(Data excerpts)
## Start

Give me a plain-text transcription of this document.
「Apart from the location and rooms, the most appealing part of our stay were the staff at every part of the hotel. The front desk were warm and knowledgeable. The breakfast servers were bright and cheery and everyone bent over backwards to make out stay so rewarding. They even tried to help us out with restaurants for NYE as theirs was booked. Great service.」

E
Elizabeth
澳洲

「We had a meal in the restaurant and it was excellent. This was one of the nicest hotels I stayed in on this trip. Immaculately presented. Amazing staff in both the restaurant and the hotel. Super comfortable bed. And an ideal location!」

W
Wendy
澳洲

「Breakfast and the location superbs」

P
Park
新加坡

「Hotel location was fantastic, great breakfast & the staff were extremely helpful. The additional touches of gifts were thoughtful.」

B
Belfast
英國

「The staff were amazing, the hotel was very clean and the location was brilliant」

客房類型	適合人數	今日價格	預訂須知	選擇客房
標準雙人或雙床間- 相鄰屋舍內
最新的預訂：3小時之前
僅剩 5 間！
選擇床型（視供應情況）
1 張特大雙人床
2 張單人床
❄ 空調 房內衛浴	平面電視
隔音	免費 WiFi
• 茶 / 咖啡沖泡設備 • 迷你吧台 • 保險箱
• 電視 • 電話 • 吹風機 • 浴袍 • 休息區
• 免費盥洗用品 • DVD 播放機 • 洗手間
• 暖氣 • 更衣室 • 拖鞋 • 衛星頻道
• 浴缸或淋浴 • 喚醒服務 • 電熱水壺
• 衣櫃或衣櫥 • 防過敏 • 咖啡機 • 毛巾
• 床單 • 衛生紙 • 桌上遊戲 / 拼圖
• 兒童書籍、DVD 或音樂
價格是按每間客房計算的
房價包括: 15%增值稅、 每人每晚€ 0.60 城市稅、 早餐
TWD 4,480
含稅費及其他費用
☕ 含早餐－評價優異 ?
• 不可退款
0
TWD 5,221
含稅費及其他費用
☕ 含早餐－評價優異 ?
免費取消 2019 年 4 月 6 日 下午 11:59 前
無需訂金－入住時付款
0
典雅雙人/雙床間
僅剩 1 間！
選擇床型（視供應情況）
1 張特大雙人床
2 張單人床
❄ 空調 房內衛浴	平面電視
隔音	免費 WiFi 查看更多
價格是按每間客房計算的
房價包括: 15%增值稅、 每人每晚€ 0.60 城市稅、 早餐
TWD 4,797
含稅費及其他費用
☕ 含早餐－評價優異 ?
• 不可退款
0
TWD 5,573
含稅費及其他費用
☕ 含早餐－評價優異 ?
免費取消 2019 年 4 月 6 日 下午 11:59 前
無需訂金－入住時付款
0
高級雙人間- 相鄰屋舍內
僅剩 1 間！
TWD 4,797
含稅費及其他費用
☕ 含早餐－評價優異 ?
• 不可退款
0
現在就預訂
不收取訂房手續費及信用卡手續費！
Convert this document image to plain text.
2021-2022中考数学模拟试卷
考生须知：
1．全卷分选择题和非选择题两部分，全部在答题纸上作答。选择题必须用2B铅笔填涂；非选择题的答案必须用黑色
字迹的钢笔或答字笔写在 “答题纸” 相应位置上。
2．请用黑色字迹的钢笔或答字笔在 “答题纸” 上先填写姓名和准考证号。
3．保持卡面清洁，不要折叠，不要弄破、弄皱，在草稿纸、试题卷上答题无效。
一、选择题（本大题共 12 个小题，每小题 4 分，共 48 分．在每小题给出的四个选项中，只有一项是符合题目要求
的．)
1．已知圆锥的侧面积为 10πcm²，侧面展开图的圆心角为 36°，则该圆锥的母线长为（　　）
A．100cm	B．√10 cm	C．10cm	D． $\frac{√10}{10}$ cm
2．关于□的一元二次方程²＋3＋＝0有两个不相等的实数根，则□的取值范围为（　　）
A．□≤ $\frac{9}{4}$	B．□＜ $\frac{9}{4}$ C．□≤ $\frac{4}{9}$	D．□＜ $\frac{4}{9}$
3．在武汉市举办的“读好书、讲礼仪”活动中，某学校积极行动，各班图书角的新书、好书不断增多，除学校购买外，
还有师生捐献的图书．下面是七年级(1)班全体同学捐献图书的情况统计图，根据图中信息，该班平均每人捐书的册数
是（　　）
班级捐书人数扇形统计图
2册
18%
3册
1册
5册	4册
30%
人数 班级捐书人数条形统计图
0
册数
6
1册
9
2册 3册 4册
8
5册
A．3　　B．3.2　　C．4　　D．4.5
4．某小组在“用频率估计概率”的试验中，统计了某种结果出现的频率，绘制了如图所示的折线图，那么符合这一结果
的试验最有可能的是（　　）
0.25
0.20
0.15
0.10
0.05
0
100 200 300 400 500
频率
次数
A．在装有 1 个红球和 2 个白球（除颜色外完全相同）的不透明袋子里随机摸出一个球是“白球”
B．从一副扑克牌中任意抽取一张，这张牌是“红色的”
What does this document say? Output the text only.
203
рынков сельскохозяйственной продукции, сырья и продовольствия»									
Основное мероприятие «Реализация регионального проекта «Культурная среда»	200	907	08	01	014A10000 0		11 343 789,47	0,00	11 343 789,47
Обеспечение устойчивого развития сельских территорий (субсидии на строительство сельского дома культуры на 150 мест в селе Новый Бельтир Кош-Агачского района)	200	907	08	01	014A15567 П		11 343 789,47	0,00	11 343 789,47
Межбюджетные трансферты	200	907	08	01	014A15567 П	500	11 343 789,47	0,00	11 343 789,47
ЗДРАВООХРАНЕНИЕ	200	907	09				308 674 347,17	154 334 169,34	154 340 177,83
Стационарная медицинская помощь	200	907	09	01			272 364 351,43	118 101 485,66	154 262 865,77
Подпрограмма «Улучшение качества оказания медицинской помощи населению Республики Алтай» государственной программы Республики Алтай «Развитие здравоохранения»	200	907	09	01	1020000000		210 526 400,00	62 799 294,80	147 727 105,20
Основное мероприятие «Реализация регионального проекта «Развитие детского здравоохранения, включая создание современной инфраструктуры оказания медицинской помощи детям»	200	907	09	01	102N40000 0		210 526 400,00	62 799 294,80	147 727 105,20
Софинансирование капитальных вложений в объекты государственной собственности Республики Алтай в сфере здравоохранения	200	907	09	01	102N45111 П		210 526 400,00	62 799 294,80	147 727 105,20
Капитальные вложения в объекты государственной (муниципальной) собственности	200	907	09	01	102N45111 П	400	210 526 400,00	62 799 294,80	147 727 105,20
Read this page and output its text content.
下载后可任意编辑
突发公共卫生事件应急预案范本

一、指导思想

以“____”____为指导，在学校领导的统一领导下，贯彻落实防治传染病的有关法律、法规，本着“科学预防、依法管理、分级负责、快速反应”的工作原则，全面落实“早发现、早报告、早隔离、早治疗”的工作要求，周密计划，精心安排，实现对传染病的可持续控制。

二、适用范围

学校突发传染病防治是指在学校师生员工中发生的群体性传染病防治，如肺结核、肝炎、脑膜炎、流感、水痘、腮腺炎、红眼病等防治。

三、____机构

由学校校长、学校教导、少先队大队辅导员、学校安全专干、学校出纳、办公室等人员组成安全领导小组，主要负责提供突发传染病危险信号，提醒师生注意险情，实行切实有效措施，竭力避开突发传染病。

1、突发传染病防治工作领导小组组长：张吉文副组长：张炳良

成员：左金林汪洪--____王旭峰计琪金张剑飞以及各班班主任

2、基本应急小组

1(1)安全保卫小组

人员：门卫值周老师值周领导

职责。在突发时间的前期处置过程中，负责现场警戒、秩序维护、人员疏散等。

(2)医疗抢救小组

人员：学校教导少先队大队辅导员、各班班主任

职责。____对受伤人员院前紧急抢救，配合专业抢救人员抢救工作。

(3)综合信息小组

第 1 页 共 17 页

## End

• Exercise
Your task is to extract all of the records exactly.

• Expected answer
Give me a plain-text transcription of this document.
「Apart from the location and rooms, the most appealing part of our stay were the staff at every part of the hotel. The front desk were warm and knowledgeable. The breakfast servers were bright and cheery and everyone bent over backwards to make out stay so rewarding. They even tried to help us out with restaurants for NYE as theirs was booked. Great service.」

E
Elizabeth
澳洲

「We had a meal in the restaurant and it was excellent. This was one of the nicest hotels I stayed in on this trip. Immaculately presented. Amazing staff in both the restaurant and the hotel. Super comfortable bed. And an ideal location!」

W
Wendy
澳洲

「Breakfast and the location superbs」

P
Park
新加坡

「Hotel location was fantastic, great breakfast & the staff were extremely helpful. The additional touches of gifts were thoughtful.」

B
Belfast
英國

「The staff were amazing, the hotel was very clean and the location was brilliant」

客房類型	適合人數	今日價格	預訂須知	選擇客房
標準雙人或雙床間- 相鄰屋舍內
最新的預訂：3小時之前
僅剩 5 間！
選擇床型（視供應情況）
1 張特大雙人床
2 張單人床
❄ 空調 房內衛浴	平面電視
隔音	免費 WiFi
• 茶 / 咖啡沖泡設備 • 迷你吧台 • 保險箱
• 電視 • 電話 • 吹風機 • 浴袍 • 休息區
• 免費盥洗用品 • DVD 播放機 • 洗手間
• 暖氣 • 更衣室 • 拖鞋 • 衛星頻道
• 浴缸或淋浴 • 喚醒服務 • 電熱水壺
• 衣櫃或衣櫥 • 防過敏 • 咖啡機 • 毛巾
• 床單 • 衛生紙 • 桌上遊戲 / 拼圖
• 兒童書籍、DVD 或音樂
價格是按每間客房計算的
房價包括: 15%增值稅、 每人每晚€ 0.60 城市稅、 早餐
TWD 4,480
含稅費及其他費用
☕ 含早餐－評價優異 ?
• 不可退款
0
TWD 5,221
含稅費及其他費用
☕ 含早餐－評價優異 ?
免費取消 2019 年 4 月 6 日 下午 11:59 前
無需訂金－入住時付款
0
典雅雙人/雙床間
僅剩 1 間！
選擇床型（視供應情況）
1 張特大雙人床
2 張單人床
❄ 空調 房內衛浴	平面電視
隔音	免費 WiFi 查看更多
價格是按每間客房計算的
房價包括: 15%增值稅、 每人每晚€ 0.60 城市稅、 早餐
TWD 4,797
含稅費及其他費用
☕ 含早餐－評價優異 ?
• 不可退款
0
TWD 5,573
含稅費及其他費用
☕ 含早餐－評價優異 ?
免費取消 2019 年 4 月 6 日 下午 11:59 前
無需訂金－入住時付款
0
高級雙人間- 相鄰屋舍內
僅剩 1 間！
TWD 4,797
含稅費及其他費用
☕ 含早餐－評價優異 ?
• 不可退款
0
現在就預訂
不收取訂房手續費及信用卡手續費！
Convert this document image to plain text.
2021-2022中考数学模拟试卷
考生须知：
1．全卷分选择题和非选择题两部分，全部在答题纸上作答。选择题必须用2B铅笔填涂；非选择题的答案必须用黑色
字迹的钢笔或答字笔写在 “答题纸” 相应位置上。
2．请用黑色字迹的钢笔或答字笔在 “答题纸” 上先填写姓名和准考证号。
3．保持卡面清洁，不要折叠，不要弄破、弄皱，在草稿纸、试题卷上答题无效。
一、选择题（本大题共 12 个小题，每小题 4 分，共 48 分．在每小题给出的四个选项中，只有一项是符合题目要求
的．)
1．已知圆锥的侧面积为 10πcm²，侧面展开图的圆心角为 36°，则该圆锥的母线长为（　　）
A．100cm	B．√10 cm	C．10cm	D． $\frac{√10}{10}$ cm
2．关于□的一元二次方程²＋3＋＝0有两个不相等的实数根，则□的取值范围为（　　）
A．□≤ $\frac{9}{4}$	B．□＜ $\frac{9}{4}$ C．□≤ $\frac{4}{9}$	D．□＜ $\frac{4}{9}$
3．在武汉市举办的“读好书、讲礼仪”活动中，某学校积极行动，各班图书角的新书、好书不断增多，除学校购买外，
还有师生捐献的图书．下面是七年级(1)班全体同学捐献图书的情况统计图，根据图中信息，该班平均每人捐书的册数
是（　　）
班级捐书人数扇形统计图
2册
18%
3册
1册
5册	4册
30%
人数 班级捐书人数条形统计图
0
册数
6
1册
9
2册 3册 4册
8
5册
A．3　　B．3.2　　C．4　　D．4.5
4．某小组在“用频率估计概率”的试验中，统计了某种结果出现的频率，绘制了如图所示的折线图，那么符合这一结果
的试验最有可能的是（　　）
0.25
0.20
0.15
0.10
0.05
0
100 200 300 400 500
频率
次数
A．在装有 1 个红球和 2 个白球（除颜色外完全相同）的不透明袋子里随机摸出一个球是“白球”
B．从一副扑克牌中任意抽取一张，这张牌是“红色的”
What does this document say? Output the text only.
203
рынков сельскохозяйственной продукции, сырья и продовольствия»									
Основное мероприятие «Реализация регионального проекта «Культурная среда»	200	907	08	01	014A10000 0		11 343 789,47	0,00	11 343 789,47
Обеспечение устойчивого развития сельских территорий (субсидии на строительство сельского дома культуры на 150 мест в селе Новый Бельтир Кош-Агачского района)	200	907	08	01	014A15567 П		11 343 789,47	0,00	11 343 789,47
Межбюджетные трансферты	200	907	08	01	014A15567 П	500	11 343 789,47	0,00	11 343 789,47
ЗДРАВООХРАНЕНИЕ	200	907	09				308 674 347,17	154 334 169,34	154 340 177,83
Стационарная медицинская помощь	200	907	09	01			272 364 351,43	118 101 485,66	154 262 865,77
Подпрограмма «Улучшение качества оказания медицинской помощи населению Республики Алтай» государственной программы Республики Алтай «Развитие здравоохранения»	200	907	09	01	1020000000		210 526 400,00	62 799 294,80	147 727 105,20
Основное мероприятие «Реализация регионального проекта «Развитие детского здравоохранения, включая создание современной инфраструктуры оказания медицинской помощи детям»	200	907	09	01	102N40000 0		210 526 400,00	62 799 294,80	147 727 105,20
Софинансирование капитальных вложений в объекты государственной собственности Республики Алтай в сфере здравоохранения	200	907	09	01	102N45111 П		210 526 400,00	62 799 294,80	147 727 105,20
Капитальные вложения в объекты государственной (муниципальной) собственности	200	907	09	01	102N45111 П	400	210 526 400,00	62 799 294,80	147 727 105,20
Read this page and output its text content.
下载后可任意编辑
突发公共卫生事件应急预案范本

一、指导思想

以“____”____为指导，在学校领导的统一领导下，贯彻落实防治传染病的有关法律、法规，本着“科学预防、依法管理、分级负责、快速反应”的工作原则，全面落实“早发现、早报告、早隔离、早治疗”的工作要求，周密计划，精心安排，实现对传染病的可持续控制。

二、适用范围

学校突发传染病防治是指在学校师生员工中发生的群体性传染病防治，如肺结核、肝炎、脑膜炎、流感、水痘、腮腺炎、红眼病等防治。

三、____机构

由学校校长、学校教导、少先队大队辅导员、学校安全专干、学校出纳、办公室等人员组成安全领导小组，主要负责提供突发传染病危险信号，提醒师生注意险情，实行切实有效措施，竭力避开突发传染病。

1、突发传染病防治工作领导小组组长：张吉文副组长：张炳良

成员：左金林汪洪--____王旭峰计琪金张剑飞以及各班班主任

2、基本应急小组

1(1)安全保卫小组

人员：门卫值周老师值周领导

职责。在突发时间的前期处置过程中，负责现场警戒、秩序维护、人员疏散等。

(2)医疗抢救小组

人员：学校教导少先队大队辅导员、各班班主任

职责。____对受伤人员院前紧急抢救，配合专业抢救人员抢救工作。

(3)综合信息小组

第 1 页 共 17 页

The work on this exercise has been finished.